**Task details:** Reproduce the data below verbatim, keeping every line in its original order.

------------------------

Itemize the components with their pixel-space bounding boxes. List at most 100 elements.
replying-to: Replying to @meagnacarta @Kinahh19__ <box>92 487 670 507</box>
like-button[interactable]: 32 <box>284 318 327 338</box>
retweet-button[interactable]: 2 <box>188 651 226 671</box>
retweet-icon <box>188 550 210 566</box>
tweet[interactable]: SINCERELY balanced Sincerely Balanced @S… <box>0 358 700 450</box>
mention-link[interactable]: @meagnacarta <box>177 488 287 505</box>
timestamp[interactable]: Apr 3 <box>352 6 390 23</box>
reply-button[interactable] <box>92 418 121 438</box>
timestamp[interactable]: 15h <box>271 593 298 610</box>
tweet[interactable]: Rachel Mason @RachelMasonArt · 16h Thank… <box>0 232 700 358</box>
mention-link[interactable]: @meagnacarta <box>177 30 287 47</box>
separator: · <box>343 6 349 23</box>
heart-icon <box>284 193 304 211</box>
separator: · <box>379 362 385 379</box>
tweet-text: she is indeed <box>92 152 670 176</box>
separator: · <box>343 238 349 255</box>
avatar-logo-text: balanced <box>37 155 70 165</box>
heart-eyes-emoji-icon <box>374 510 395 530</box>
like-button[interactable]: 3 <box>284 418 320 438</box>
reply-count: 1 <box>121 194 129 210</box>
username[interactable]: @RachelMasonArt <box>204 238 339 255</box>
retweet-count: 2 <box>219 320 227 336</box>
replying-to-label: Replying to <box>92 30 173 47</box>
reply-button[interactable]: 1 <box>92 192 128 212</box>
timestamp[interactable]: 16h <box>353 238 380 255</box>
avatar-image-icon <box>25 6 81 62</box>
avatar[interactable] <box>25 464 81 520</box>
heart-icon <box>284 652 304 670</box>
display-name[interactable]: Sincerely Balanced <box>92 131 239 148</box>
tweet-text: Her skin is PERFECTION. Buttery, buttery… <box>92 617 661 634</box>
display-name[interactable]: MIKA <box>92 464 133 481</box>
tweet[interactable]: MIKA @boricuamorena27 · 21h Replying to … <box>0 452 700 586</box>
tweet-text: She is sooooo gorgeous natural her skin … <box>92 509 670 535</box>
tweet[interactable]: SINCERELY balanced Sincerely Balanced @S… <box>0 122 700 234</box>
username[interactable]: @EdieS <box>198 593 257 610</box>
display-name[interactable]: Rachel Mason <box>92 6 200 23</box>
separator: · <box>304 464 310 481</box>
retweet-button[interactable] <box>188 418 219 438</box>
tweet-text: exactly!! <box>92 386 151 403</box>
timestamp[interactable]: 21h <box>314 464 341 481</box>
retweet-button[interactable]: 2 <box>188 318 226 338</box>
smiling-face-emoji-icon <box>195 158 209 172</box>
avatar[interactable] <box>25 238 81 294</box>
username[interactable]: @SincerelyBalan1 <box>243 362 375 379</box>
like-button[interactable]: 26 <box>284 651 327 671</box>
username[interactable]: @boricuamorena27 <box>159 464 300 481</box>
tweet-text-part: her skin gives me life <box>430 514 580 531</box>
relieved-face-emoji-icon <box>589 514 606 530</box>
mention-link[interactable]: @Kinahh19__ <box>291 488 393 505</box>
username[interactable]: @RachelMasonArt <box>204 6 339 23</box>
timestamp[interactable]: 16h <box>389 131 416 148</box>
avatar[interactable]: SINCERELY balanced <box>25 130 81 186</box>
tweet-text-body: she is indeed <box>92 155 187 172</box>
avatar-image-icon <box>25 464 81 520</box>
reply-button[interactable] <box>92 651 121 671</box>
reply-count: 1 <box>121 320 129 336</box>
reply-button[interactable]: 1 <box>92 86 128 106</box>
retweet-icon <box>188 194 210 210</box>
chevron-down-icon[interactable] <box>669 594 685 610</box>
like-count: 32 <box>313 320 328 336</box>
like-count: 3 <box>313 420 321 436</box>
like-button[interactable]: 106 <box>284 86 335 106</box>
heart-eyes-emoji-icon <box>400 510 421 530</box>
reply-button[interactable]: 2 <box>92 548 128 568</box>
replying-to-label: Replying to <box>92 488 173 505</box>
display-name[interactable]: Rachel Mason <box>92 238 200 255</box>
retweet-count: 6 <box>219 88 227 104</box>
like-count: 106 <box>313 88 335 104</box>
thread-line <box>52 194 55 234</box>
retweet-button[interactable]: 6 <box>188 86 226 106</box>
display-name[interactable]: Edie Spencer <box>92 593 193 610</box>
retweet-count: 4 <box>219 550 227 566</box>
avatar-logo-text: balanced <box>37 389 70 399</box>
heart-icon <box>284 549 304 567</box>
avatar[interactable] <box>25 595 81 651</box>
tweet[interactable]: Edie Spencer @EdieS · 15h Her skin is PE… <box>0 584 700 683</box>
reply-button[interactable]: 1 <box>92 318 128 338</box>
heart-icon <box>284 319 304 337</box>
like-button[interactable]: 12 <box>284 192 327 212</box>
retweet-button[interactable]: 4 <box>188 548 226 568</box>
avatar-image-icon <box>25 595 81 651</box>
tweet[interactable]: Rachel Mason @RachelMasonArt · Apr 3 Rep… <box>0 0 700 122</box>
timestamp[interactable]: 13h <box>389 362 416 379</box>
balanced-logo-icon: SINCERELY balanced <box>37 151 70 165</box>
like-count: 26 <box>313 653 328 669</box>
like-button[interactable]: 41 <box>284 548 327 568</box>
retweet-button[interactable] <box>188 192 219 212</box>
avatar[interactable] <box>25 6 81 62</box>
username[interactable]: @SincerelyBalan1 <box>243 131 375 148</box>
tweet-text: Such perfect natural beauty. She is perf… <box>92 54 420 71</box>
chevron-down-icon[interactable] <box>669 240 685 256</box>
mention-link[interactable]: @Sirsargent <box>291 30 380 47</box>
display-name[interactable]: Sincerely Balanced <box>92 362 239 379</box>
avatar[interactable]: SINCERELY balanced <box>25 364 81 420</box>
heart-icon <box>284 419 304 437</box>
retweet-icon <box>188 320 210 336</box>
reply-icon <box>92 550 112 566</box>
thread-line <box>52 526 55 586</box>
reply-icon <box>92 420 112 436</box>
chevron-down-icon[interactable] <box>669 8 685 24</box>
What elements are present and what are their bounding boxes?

------------------------

**Task output:**
Itemize the components with their pixel-space bounding boxes. List at most 100 elements.
replying-to: Replying to @meagnacarta @Kinahh19__ <box>92 487 670 507</box>
like-button[interactable]: 32 <box>284 318 327 338</box>
retweet-button[interactable]: 2 <box>188 651 226 671</box>
retweet-icon <box>188 550 210 566</box>
tweet[interactable]: SINCERELY balanced Sincerely Balanced @S… <box>0 358 700 450</box>
mention-link[interactable]: @meagnacarta <box>177 488 287 505</box>
timestamp[interactable]: Apr 3 <box>352 6 390 23</box>
reply-button[interactable] <box>92 418 121 438</box>
timestamp[interactable]: 15h <box>271 593 298 610</box>
tweet[interactable]: Rachel Mason @RachelMasonArt · 16h Thank… <box>0 232 700 358</box>
mention-link[interactable]: @meagnacarta <box>177 30 287 47</box>
separator: · <box>343 6 349 23</box>
heart-icon <box>284 193 304 211</box>
separator: · <box>379 362 385 379</box>
tweet-text: she is indeed <box>92 152 670 176</box>
separator: · <box>343 238 349 255</box>
avatar-logo-text: balanced <box>37 155 70 165</box>
heart-eyes-emoji-icon <box>374 510 395 530</box>
like-button[interactable]: 3 <box>284 418 320 438</box>
reply-count: 1 <box>121 194 129 210</box>
username[interactable]: @RachelMasonArt <box>204 238 339 255</box>
retweet-count: 2 <box>219 320 227 336</box>
replying-to-label: Replying to <box>92 30 173 47</box>
reply-button[interactable]: 1 <box>92 192 128 212</box>
timestamp[interactable]: 16h <box>353 238 380 255</box>
avatar-image-icon <box>25 6 81 62</box>
avatar[interactable] <box>25 464 81 520</box>
heart-icon <box>284 652 304 670</box>
display-name[interactable]: Sincerely Balanced <box>92 131 239 148</box>
tweet-text: Her skin is PERFECTION. Buttery, buttery… <box>92 617 661 634</box>
display-name[interactable]: MIKA <box>92 464 133 481</box>
tweet[interactable]: MIKA @boricuamorena27 · 21h Replying to … <box>0 452 700 586</box>
tweet-text: She is sooooo gorgeous natural her skin … <box>92 509 670 535</box>
tweet[interactable]: SINCERELY balanced Sincerely Balanced @S… <box>0 122 700 234</box>
username[interactable]: @EdieS <box>198 593 257 610</box>
display-name[interactable]: Rachel Mason <box>92 6 200 23</box>
separator: · <box>304 464 310 481</box>
retweet-button[interactable] <box>188 418 219 438</box>
tweet-text: exactly!! <box>92 386 151 403</box>
timestamp[interactable]: 21h <box>314 464 341 481</box>
retweet-button[interactable]: 2 <box>188 318 226 338</box>
smiling-face-emoji-icon <box>195 158 209 172</box>
avatar[interactable] <box>25 238 81 294</box>
username[interactable]: @SincerelyBalan1 <box>243 362 375 379</box>
like-button[interactable]: 26 <box>284 651 327 671</box>
username[interactable]: @boricuamorena27 <box>159 464 300 481</box>
tweet-text-part: her skin gives me life <box>430 514 580 531</box>
relieved-face-emoji-icon <box>589 514 606 530</box>
mention-link[interactable]: @Kinahh19__ <box>291 488 393 505</box>
username[interactable]: @RachelMasonArt <box>204 6 339 23</box>
timestamp[interactable]: 16h <box>389 131 416 148</box>
avatar[interactable]: SINCERELY balanced <box>25 130 81 186</box>
tweet-text-body: she is indeed <box>92 155 187 172</box>
avatar-image-icon <box>25 464 81 520</box>
reply-button[interactable] <box>92 651 121 671</box>
reply-count: 1 <box>121 320 129 336</box>
reply-button[interactable]: 1 <box>92 86 128 106</box>
retweet-icon <box>188 194 210 210</box>
chevron-down-icon[interactable] <box>669 594 685 610</box>
like-count: 32 <box>313 320 328 336</box>
like-count: 3 <box>313 420 321 436</box>
like-button[interactable]: 106 <box>284 86 335 106</box>
heart-eyes-emoji-icon <box>400 510 421 530</box>
reply-button[interactable]: 2 <box>92 548 128 568</box>
replying-to-label: Replying to <box>92 488 173 505</box>
display-name[interactable]: Rachel Mason <box>92 238 200 255</box>
retweet-count: 6 <box>219 88 227 104</box>
like-count: 106 <box>313 88 335 104</box>
thread-line <box>52 194 55 234</box>
retweet-button[interactable]: 6 <box>188 86 226 106</box>
display-name[interactable]: Edie Spencer <box>92 593 193 610</box>
retweet-count: 4 <box>219 550 227 566</box>
avatar-logo-text: balanced <box>37 389 70 399</box>
heart-icon <box>284 549 304 567</box>
avatar[interactable] <box>25 595 81 651</box>
tweet[interactable]: Edie Spencer @EdieS · 15h Her skin is PE… <box>0 584 700 683</box>
reply-button[interactable]: 1 <box>92 318 128 338</box>
heart-icon <box>284 319 304 337</box>
like-button[interactable]: 12 <box>284 192 327 212</box>
retweet-button[interactable]: 4 <box>188 548 226 568</box>
avatar-image-icon <box>25 595 81 651</box>
tweet[interactable]: Rachel Mason @RachelMasonArt · Apr 3 Rep… <box>0 0 700 122</box>
timestamp[interactable]: 13h <box>389 362 416 379</box>
balanced-logo-icon: SINCERELY balanced <box>37 151 70 165</box>
like-count: 26 <box>313 653 328 669</box>
like-button[interactable]: 41 <box>284 548 327 568</box>
retweet-button[interactable] <box>188 192 219 212</box>
avatar[interactable] <box>25 6 81 62</box>
username[interactable]: @SincerelyBalan1 <box>243 131 375 148</box>
tweet-text: Such perfect natural beauty. She is perf… <box>92 54 420 71</box>
chevron-down-icon[interactable] <box>669 240 685 256</box>
mention-link[interactable]: @Sirsargent <box>291 30 380 47</box>
display-name[interactable]: Sincerely Balanced <box>92 362 239 379</box>
avatar[interactable]: SINCERELY balanced <box>25 364 81 420</box>
heart-icon <box>284 419 304 437</box>
retweet-icon <box>188 320 210 336</box>
reply-icon <box>92 550 112 566</box>
thread-line <box>52 526 55 586</box>
reply-icon <box>92 420 112 436</box>
chevron-down-icon[interactable] <box>669 8 685 24</box>
What elements are present and what are their bounding boxes?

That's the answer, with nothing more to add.